═══ MATERIAL PROVIDED ═══

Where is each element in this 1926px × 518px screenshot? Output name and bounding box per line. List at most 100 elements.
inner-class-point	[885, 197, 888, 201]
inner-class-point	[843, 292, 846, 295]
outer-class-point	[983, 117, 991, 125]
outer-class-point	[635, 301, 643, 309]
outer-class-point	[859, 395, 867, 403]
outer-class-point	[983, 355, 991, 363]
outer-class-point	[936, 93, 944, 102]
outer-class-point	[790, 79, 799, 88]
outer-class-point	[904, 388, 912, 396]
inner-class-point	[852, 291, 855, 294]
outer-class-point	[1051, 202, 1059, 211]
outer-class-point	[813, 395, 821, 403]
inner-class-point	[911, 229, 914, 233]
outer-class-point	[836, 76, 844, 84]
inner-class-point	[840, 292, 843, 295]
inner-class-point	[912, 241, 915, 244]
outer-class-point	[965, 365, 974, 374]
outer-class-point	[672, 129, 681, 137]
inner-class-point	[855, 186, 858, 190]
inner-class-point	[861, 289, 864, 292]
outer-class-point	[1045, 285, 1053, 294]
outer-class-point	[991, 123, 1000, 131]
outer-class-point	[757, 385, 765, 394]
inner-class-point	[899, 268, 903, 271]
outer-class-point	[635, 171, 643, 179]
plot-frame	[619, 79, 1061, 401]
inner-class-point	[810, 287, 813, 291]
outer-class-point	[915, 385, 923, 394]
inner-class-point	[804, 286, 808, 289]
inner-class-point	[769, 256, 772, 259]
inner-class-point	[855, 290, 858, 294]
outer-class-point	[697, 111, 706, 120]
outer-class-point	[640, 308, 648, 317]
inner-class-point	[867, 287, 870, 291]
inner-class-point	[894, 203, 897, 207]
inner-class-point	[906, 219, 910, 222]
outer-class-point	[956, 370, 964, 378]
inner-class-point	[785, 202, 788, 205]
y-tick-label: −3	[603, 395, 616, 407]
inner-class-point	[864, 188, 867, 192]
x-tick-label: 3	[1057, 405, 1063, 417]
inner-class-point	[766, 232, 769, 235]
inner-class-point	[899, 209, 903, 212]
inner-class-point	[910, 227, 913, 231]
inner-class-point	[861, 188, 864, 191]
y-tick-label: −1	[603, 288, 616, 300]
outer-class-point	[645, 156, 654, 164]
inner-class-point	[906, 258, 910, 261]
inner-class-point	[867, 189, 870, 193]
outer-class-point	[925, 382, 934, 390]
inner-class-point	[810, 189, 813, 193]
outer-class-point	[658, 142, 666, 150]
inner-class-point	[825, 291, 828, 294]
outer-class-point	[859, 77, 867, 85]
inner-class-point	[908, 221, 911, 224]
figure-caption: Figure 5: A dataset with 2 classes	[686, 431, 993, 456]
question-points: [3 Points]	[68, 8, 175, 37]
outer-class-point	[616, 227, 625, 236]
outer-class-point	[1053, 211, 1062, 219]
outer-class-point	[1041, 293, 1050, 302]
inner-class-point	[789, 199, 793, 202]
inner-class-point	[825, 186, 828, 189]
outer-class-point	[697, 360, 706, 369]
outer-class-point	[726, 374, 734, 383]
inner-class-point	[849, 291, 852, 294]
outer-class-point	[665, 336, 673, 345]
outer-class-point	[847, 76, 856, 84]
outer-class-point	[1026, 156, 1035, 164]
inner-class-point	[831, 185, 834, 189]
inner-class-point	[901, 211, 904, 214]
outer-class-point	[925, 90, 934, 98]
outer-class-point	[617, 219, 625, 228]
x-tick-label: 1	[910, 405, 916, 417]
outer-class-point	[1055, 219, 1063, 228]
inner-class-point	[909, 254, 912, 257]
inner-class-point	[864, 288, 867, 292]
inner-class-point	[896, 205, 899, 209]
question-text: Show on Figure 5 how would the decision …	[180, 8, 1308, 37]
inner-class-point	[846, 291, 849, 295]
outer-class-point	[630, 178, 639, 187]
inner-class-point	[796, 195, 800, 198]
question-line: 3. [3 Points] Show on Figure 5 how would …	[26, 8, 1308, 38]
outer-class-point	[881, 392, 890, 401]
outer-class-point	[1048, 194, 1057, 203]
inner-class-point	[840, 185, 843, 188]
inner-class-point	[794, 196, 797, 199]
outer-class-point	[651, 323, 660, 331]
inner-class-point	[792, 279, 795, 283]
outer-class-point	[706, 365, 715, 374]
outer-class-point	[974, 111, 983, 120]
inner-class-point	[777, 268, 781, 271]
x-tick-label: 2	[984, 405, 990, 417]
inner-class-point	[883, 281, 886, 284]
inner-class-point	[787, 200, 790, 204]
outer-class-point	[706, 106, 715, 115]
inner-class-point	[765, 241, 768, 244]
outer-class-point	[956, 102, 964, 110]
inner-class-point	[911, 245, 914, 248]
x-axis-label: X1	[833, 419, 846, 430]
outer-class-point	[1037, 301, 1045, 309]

═══

Copy out every line of the entries above precisely, with nothing changed.

Where is each element in this 1926px × 518px screenshot? Output name and bounding box per line. List at most 100 elements.
inner-class-point	[885, 197, 888, 201]
inner-class-point	[843, 292, 846, 295]
outer-class-point	[983, 117, 991, 125]
outer-class-point	[635, 301, 643, 309]
outer-class-point	[859, 395, 867, 403]
outer-class-point	[983, 355, 991, 363]
outer-class-point	[936, 93, 944, 102]
outer-class-point	[790, 79, 799, 88]
outer-class-point	[904, 388, 912, 396]
inner-class-point	[852, 291, 855, 294]
outer-class-point	[1051, 202, 1059, 211]
outer-class-point	[813, 395, 821, 403]
inner-class-point	[911, 229, 914, 233]
outer-class-point	[836, 76, 844, 84]
inner-class-point	[840, 292, 843, 295]
inner-class-point	[912, 241, 915, 244]
outer-class-point	[965, 365, 974, 374]
outer-class-point	[672, 129, 681, 137]
inner-class-point	[855, 186, 858, 190]
inner-class-point	[861, 289, 864, 292]
outer-class-point	[1045, 285, 1053, 294]
outer-class-point	[991, 123, 1000, 131]
outer-class-point	[757, 385, 765, 394]
inner-class-point	[899, 268, 903, 271]
outer-class-point	[635, 171, 643, 179]
plot-frame	[619, 79, 1061, 401]
inner-class-point	[810, 287, 813, 291]
outer-class-point	[915, 385, 923, 394]
inner-class-point	[804, 286, 808, 289]
inner-class-point	[769, 256, 772, 259]
inner-class-point	[855, 290, 858, 294]
outer-class-point	[697, 111, 706, 120]
outer-class-point	[640, 308, 648, 317]
inner-class-point	[867, 287, 870, 291]
inner-class-point	[894, 203, 897, 207]
inner-class-point	[906, 219, 910, 222]
outer-class-point	[956, 370, 964, 378]
inner-class-point	[785, 202, 788, 205]
y-tick-label: −3	[603, 395, 616, 407]
inner-class-point	[864, 188, 867, 192]
x-tick-label: 3	[1057, 405, 1063, 417]
inner-class-point	[766, 232, 769, 235]
inner-class-point	[899, 209, 903, 212]
inner-class-point	[910, 227, 913, 231]
inner-class-point	[861, 188, 864, 191]
y-tick-label: −1	[603, 288, 616, 300]
outer-class-point	[645, 156, 654, 164]
inner-class-point	[906, 258, 910, 261]
inner-class-point	[867, 189, 870, 193]
outer-class-point	[925, 382, 934, 390]
inner-class-point	[810, 189, 813, 193]
outer-class-point	[658, 142, 666, 150]
inner-class-point	[825, 291, 828, 294]
outer-class-point	[859, 77, 867, 85]
inner-class-point	[908, 221, 911, 224]
figure-caption: Figure 5: A dataset with 2 classes	[686, 431, 993, 456]
question-points: [3 Points]	[68, 8, 175, 37]
outer-class-point	[616, 227, 625, 236]
outer-class-point	[1053, 211, 1062, 219]
outer-class-point	[1041, 293, 1050, 302]
inner-class-point	[789, 199, 793, 202]
inner-class-point	[825, 186, 828, 189]
outer-class-point	[697, 360, 706, 369]
outer-class-point	[726, 374, 734, 383]
inner-class-point	[849, 291, 852, 294]
outer-class-point	[665, 336, 673, 345]
outer-class-point	[847, 76, 856, 84]
outer-class-point	[1026, 156, 1035, 164]
inner-class-point	[831, 185, 834, 189]
inner-class-point	[901, 211, 904, 214]
outer-class-point	[925, 90, 934, 98]
outer-class-point	[617, 219, 625, 228]
x-tick-label: 1	[910, 405, 916, 417]
outer-class-point	[1055, 219, 1063, 228]
inner-class-point	[909, 254, 912, 257]
inner-class-point	[864, 288, 867, 292]
inner-class-point	[896, 205, 899, 209]
question-text: Show on Figure 5 how would the decision …	[180, 8, 1308, 37]
inner-class-point	[846, 291, 849, 295]
outer-class-point	[630, 178, 639, 187]
inner-class-point	[796, 195, 800, 198]
question-line: 3. [3 Points] Show on Figure 5 how would …	[26, 8, 1308, 38]
outer-class-point	[881, 392, 890, 401]
outer-class-point	[1048, 194, 1057, 203]
inner-class-point	[840, 185, 843, 188]
inner-class-point	[794, 196, 797, 199]
outer-class-point	[651, 323, 660, 331]
inner-class-point	[792, 279, 795, 283]
outer-class-point	[706, 365, 715, 374]
outer-class-point	[974, 111, 983, 120]
inner-class-point	[777, 268, 781, 271]
x-tick-label: 2	[984, 405, 990, 417]
inner-class-point	[883, 281, 886, 284]
inner-class-point	[787, 200, 790, 204]
outer-class-point	[706, 106, 715, 115]
inner-class-point	[765, 241, 768, 244]
outer-class-point	[956, 102, 964, 110]
inner-class-point	[911, 245, 914, 248]
x-axis-label: X1	[833, 419, 846, 430]
outer-class-point	[1037, 301, 1045, 309]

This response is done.